**Exercise instructions:** Can you print the data exactly and leave out each image?

**Task input:**
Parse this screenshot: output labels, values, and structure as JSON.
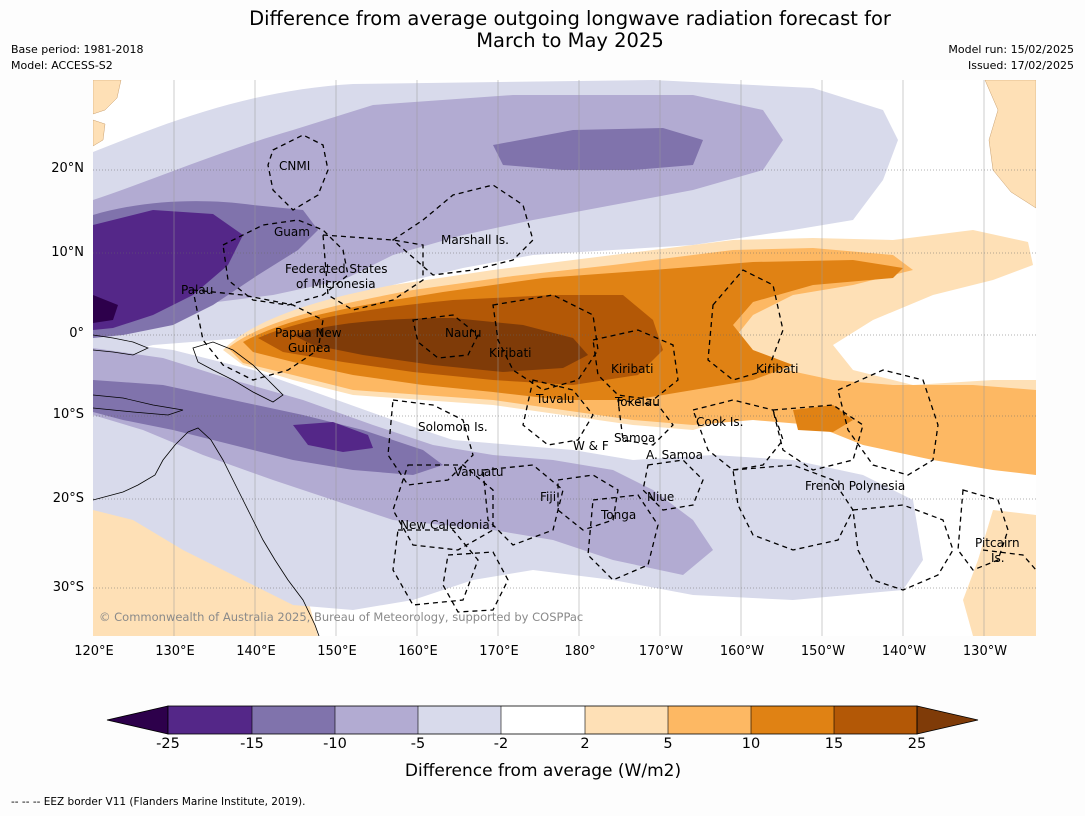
{
  "title_line1": "Difference from average outgoing longwave radiation forecast for",
  "title_line2": "March to May 2025",
  "meta": {
    "base_period": "Base period: 1981-2018",
    "model": "Model: ACCESS-S2",
    "model_run": "Model run: 15/02/2025",
    "issued": "Issued: 17/02/2025"
  },
  "latitude_labels": [
    "20°N",
    "10°N",
    "0°",
    "10°S",
    "20°S",
    "30°S"
  ],
  "longitude_labels": [
    "120°E",
    "130°E",
    "140°E",
    "150°E",
    "160°E",
    "170°E",
    "180°",
    "170°W",
    "160°W",
    "150°W",
    "140°W",
    "130°W"
  ],
  "places": {
    "cnmi": "CNMI",
    "guam": "Guam",
    "marshall": "Marshall Is.",
    "fsm_1": "Federated States",
    "fsm_2": "of Micronesia",
    "palau": "Palau",
    "png_1": "Papua New",
    "png_2": "Guinea",
    "nauru": "Nauru",
    "kiribati_w": "Kiribati",
    "kiribati_c": "Kiribati",
    "kiribati_e": "Kiribati",
    "tuvalu": "Tuvalu",
    "tokelau": "Tokelau",
    "cook": "Cook Is.",
    "solomon": "Solomon Is.",
    "wf": "W & F",
    "samoa": "Samoa",
    "a_samoa": "A. Samoa",
    "vanuatu": "Vanuatu",
    "fiji": "Fiji",
    "niue": "Niue",
    "tonga": "Tonga",
    "french_polynesia": "French Polynesia",
    "pitcairn_1": "Pitcairn",
    "pitcairn_2": "Is.",
    "new_caledonia": "New Caledonia"
  },
  "copyright": "© Commonwealth of Australia 2025, Bureau of Meteorology, supported by COSPPac",
  "colorbar": {
    "title": "Difference from average (W/m2)",
    "ticks": [
      "-25",
      "-15",
      "-10",
      "-5",
      "-2",
      "2",
      "5",
      "10",
      "15",
      "25"
    ],
    "colors": {
      "below_-25": "#2d004b",
      "-25_-15": "#542788",
      "-15_-10": "#8073ac",
      "-10_-5": "#b2abd2",
      "-5_-2": "#d8daeb",
      "-2_2": "#ffffff",
      "2_5": "#fee0b6",
      "5_10": "#fdb863",
      "10_15": "#e08214",
      "15_25": "#b35806",
      "above_25": "#7f3b08"
    }
  },
  "footer": "--  --  -- EEZ border V11 (Flanders Marine Institute, 2019)."
}
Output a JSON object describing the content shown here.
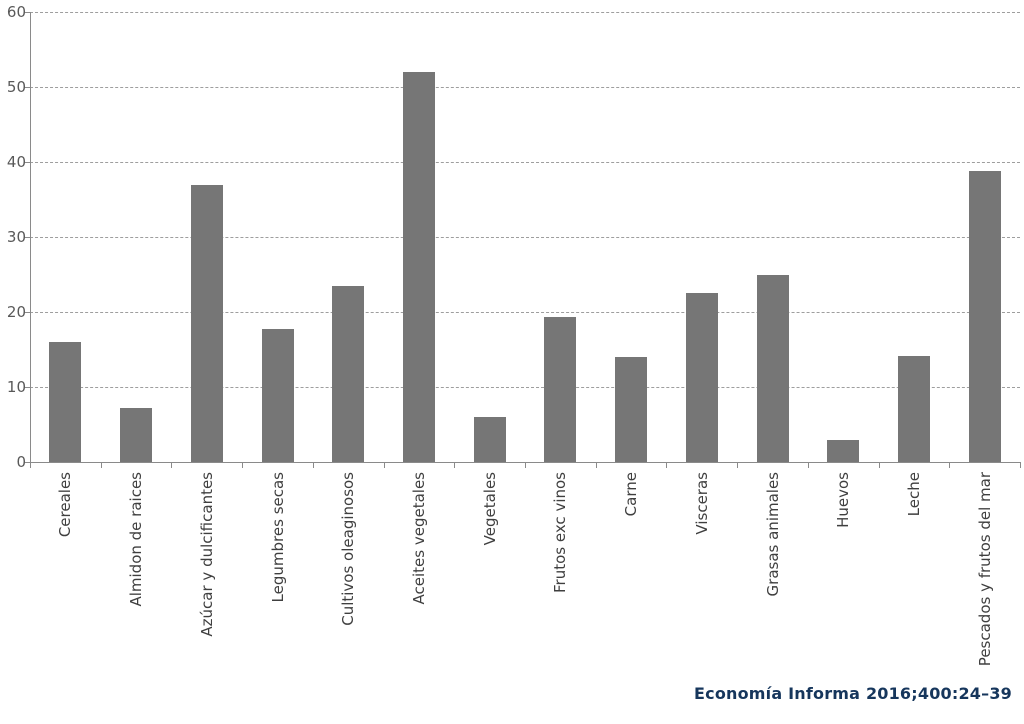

**The answer:**
Parse this screenshot: output labels, values, and structure as JSON.
{
  "title_line1": "Difference from average outgoing longwave radiation forecast for",
  "title_line2": "March to May 2025",
  "meta": {
    "base_period": "Base period: 1981-2018",
    "model": "Model: ACCESS-S2",
    "model_run": "Model run: 15/02/2025",
    "issued": "Issued: 17/02/2025"
  },
  "latitude_labels": [
    "20°N",
    "10°N",
    "0°",
    "10°S",
    "20°S",
    "30°S"
  ],
  "longitude_labels": [
    "120°E",
    "130°E",
    "140°E",
    "150°E",
    "160°E",
    "170°E",
    "180°",
    "170°W",
    "160°W",
    "150°W",
    "140°W",
    "130°W"
  ],
  "places": {
    "cnmi": "CNMI",
    "guam": "Guam",
    "marshall": "Marshall Is.",
    "fsm_1": "Federated States",
    "fsm_2": "of Micronesia",
    "palau": "Palau",
    "png_1": "Papua New",
    "png_2": "Guinea",
    "nauru": "Nauru",
    "kiribati_w": "Kiribati",
    "kiribati_c": "Kiribati",
    "kiribati_e": "Kiribati",
    "tuvalu": "Tuvalu",
    "tokelau": "Tokelau",
    "cook": "Cook Is.",
    "solomon": "Solomon Is.",
    "wf": "W & F",
    "samoa": "Samoa",
    "a_samoa": "A. Samoa",
    "vanuatu": "Vanuatu",
    "fiji": "Fiji",
    "niue": "Niue",
    "tonga": "Tonga",
    "french_polynesia": "French Polynesia",
    "pitcairn_1": "Pitcairn",
    "pitcairn_2": "Is.",
    "new_caledonia": "New Caledonia"
  },
  "copyright": "© Commonwealth of Australia 2025, Bureau of Meteorology, supported by COSPPac",
  "colorbar": {
    "title": "Difference from average (W/m2)",
    "ticks": [
      "-25",
      "-15",
      "-10",
      "-5",
      "-2",
      "2",
      "5",
      "10",
      "15",
      "25"
    ],
    "colors": {
      "below_-25": "#2d004b",
      "-25_-15": "#542788",
      "-15_-10": "#8073ac",
      "-10_-5": "#b2abd2",
      "-5_-2": "#d8daeb",
      "-2_2": "#ffffff",
      "2_5": "#fee0b6",
      "5_10": "#fdb863",
      "10_15": "#e08214",
      "15_25": "#b35806",
      "above_25": "#7f3b08"
    }
  },
  "footer": "--  --  -- EEZ border V11 (Flanders Marine Institute, 2019)."
}
Output a JSON object describing the content shown here.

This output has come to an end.